* [SOURCE EXCERPT]:
** begin **
# Masonic Greetings & Freemasonry Today Magazine



## Joe Ellis (Mar 8, 2016)

Hi All,

Masonic Greetings from England.

Love to hear from Freemasons that are either recognised by UGLE or, in particular, to those Orders that remain outside the recognition procedures of the UGLE.

Here is a link to the Freemasonry Today magazine Spring 2016 issued by the UGLE for those that are interested:

http://www.freemasonrytoday.com/

Kind regards,

Joe Ellis


----------



## Mike Martin (Mar 11, 2016)

Hello Joe.


----------



## Joe Ellis (Mar 11, 2016)

Hello Mike


----------



## Warrior1256 (Mar 11, 2016)

Great to have you here Brother Joe.


----------



## Joe Ellis (Mar 11, 2016)

Warrior1256 said:


> Great to have you here Brother Joe.



Thank you kindly


----------



## Bloke (Mar 13, 2016)

Greetings Brother


----------



## Joe Ellis (Mar 14, 2016)

Bloke said:


> Greetings Brother



Greetings Bloke


----------



## Bloke (Mar 14, 2016)

Is your wife also a Co-Mason ?

Is she a better ritualist than you ? 

I got sucked in by your web site  and ended up watching HRH advocating the preservation of tea rooms


----------



## Randy81 (Mar 14, 2016)

Welcome Brother.


----------



## Joe Ellis (Mar 14, 2016)

Bloke said:


> Is your wife also a Co-Mason ?
> 
> Is she a better ritualist than you ?
> 
> I got sucked in by your web site  and ended up watching HRH advocating the preservation of tea rooms



No, the wife is not a Co-Mason, but yes, she is a better ritualist than me and knows the Taylor's workings inside out...!

Tea...lovely, just enjoying one myself now.


----------



## Bloke (Mar 14, 2016)

Joe Ellis said:


> No, the wife is not a Co-Mason, but yes, she is a better ritualist than me and knows the Taylor's workings inside out...!
> 
> Tea...lovely, just enjoying one myself now.



LOL. I was a bit shocked one night when I was in the kitchen helping with dinner and two brothers walked in to collect food and were engaged in conversation about a forgotten line in a charge of the night. Our cater, a brothers wife, finished the line for them LOL. There is one example where the wife was not a freemason but a better ritualist....


----------



## Joe Ellis (Mar 14, 2016)

Bloke said:


> LOL. I was a bit shocked one night when I was in the kitchen helping with dinner and two brothers walked in to collect food and were engaged in conversation about a forgotten line in a charge of the night. Our cater, a brothers wife, finished the line for them LOL. There is one example where the wife was not a freemason but a better ritualist....



Fantastic


----------



## Bloke (Mar 14, 2016)

Not when you are trying to deliver a charge and she's in the kitchen or at home LOL..


----------
** end **
* [WORK INSTRUCTIONS]:
a: In the forum thread, which workings does Joe Ellis say his wife knows inside out?
b: Decide whether each statement agrees with the forum thread, and support each yes or no with the deciding words quoted from it: (i) Joe Ellis's wife is a Co-Mason. (ii) The magazine issue Joe Ellis links is the Spring 2016 issue of Freemasonry Today, issued by the UGLE. (iii) In Bloke's kitchen story, the person who finished the forgotten line was a brother's wife.
c: List every distinct poster name that appears in the post headers of the forum thread.

* [MATERIAL PROVIDED]:
** begin **
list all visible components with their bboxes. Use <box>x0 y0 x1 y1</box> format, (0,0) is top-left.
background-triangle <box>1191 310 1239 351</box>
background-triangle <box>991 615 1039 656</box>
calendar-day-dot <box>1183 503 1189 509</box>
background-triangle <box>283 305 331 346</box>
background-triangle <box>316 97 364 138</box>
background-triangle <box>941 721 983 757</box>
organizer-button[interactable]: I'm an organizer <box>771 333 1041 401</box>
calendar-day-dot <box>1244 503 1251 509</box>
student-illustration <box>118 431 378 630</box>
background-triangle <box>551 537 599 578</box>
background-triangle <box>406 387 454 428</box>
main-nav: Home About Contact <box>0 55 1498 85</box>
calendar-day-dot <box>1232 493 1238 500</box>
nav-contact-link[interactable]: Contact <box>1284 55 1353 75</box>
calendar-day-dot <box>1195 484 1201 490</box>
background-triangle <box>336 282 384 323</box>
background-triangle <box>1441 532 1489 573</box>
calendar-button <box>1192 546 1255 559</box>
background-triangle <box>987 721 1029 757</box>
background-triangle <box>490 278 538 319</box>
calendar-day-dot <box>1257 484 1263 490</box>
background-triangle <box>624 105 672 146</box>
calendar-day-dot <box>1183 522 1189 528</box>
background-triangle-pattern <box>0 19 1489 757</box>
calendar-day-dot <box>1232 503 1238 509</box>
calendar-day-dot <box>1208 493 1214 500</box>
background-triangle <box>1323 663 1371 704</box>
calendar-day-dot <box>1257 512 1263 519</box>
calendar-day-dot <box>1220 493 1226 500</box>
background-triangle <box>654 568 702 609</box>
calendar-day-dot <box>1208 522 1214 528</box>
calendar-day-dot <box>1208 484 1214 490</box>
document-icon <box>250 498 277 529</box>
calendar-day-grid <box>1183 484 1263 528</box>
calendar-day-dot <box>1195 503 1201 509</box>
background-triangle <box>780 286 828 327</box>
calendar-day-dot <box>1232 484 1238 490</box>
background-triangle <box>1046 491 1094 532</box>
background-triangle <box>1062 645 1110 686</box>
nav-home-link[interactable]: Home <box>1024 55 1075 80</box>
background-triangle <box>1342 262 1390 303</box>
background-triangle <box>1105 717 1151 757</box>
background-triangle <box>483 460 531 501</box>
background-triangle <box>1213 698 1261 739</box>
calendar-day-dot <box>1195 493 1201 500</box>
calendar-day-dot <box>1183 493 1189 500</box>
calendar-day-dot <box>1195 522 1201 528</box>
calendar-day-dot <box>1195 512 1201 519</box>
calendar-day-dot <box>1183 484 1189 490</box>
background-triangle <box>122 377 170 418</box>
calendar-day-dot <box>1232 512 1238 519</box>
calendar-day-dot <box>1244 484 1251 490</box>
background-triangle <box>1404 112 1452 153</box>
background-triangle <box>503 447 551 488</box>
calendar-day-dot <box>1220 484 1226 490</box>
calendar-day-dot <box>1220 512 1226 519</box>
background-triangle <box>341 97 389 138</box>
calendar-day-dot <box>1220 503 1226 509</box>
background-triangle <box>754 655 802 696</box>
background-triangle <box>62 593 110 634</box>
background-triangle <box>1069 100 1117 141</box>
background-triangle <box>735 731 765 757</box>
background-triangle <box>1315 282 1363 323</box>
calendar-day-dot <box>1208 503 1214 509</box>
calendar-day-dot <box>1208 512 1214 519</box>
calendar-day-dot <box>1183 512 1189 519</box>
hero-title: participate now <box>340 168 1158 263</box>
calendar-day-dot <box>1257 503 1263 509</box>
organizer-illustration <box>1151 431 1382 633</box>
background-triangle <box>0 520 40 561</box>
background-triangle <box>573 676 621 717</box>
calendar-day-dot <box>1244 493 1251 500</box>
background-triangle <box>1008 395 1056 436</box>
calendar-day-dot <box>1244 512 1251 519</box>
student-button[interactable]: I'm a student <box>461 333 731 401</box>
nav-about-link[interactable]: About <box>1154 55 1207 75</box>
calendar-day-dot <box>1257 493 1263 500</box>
** end **
* [WORKED ANSWERS]:
a: The Taylor's workings.

b:
(i) No: "No, the wife is not a Co-Mason"
(ii) Yes: "Freemasonry Today magazine Spring 2016 issued by the UGLE"
(iii) Yes: "Our cater, a brothers wife, finished the line for them"

c: Joe Ellis, Mike Martin, Warrior1256, Bloke, Randy81